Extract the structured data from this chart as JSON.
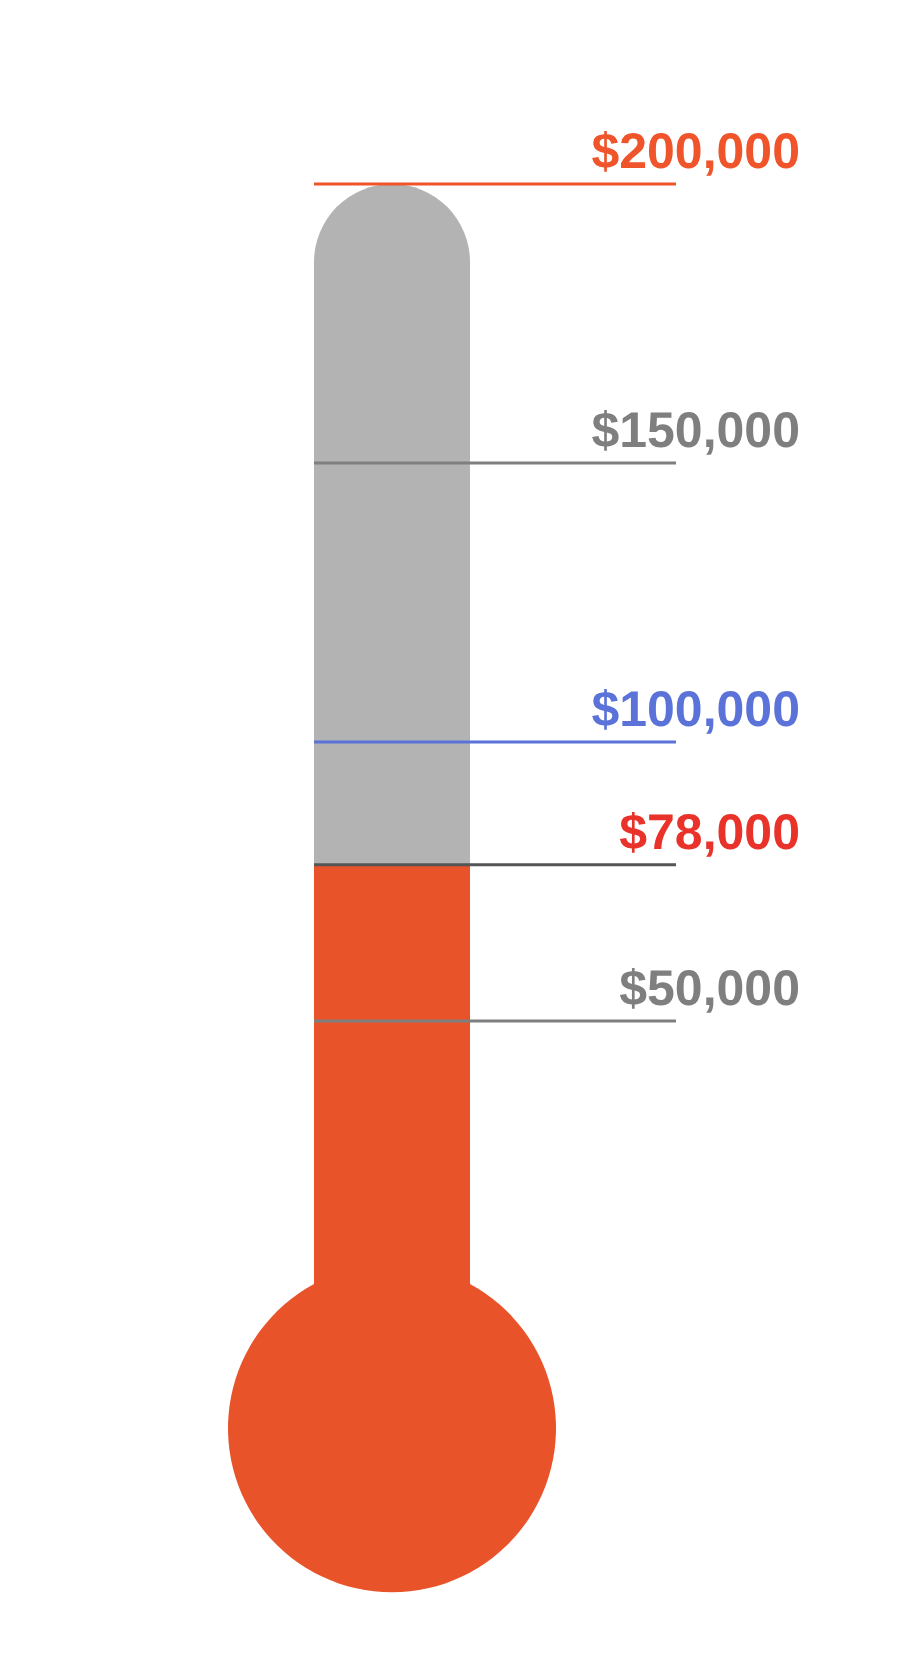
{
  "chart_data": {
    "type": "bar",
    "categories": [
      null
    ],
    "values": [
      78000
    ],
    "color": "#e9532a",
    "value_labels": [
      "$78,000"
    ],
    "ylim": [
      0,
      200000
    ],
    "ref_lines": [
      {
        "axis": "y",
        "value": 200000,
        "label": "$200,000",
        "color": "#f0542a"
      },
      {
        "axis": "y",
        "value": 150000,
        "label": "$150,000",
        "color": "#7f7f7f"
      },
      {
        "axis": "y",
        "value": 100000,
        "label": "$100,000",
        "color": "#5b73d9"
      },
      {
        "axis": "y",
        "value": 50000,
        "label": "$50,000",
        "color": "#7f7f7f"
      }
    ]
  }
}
+++
The listing above must be printed again exactly, minus its pictures.

**EXERCISE RESPONSE**
Extract the structured data from this chart as JSON.
{
  "chart_data": {
    "type": "bar",
    "categories": [
      null
    ],
    "values": [
      78000
    ],
    "color": "#e9532a",
    "value_labels": [
      "$78,000"
    ],
    "ylim": [
      0,
      200000
    ],
    "ref_lines": [
      {
        "axis": "y",
        "value": 200000,
        "label": "$200,000",
        "color": "#f0542a"
      },
      {
        "axis": "y",
        "value": 150000,
        "label": "$150,000",
        "color": "#7f7f7f"
      },
      {
        "axis": "y",
        "value": 100000,
        "label": "$100,000",
        "color": "#5b73d9"
      },
      {
        "axis": "y",
        "value": 50000,
        "label": "$50,000",
        "color": "#7f7f7f"
      }
    ]
  }
}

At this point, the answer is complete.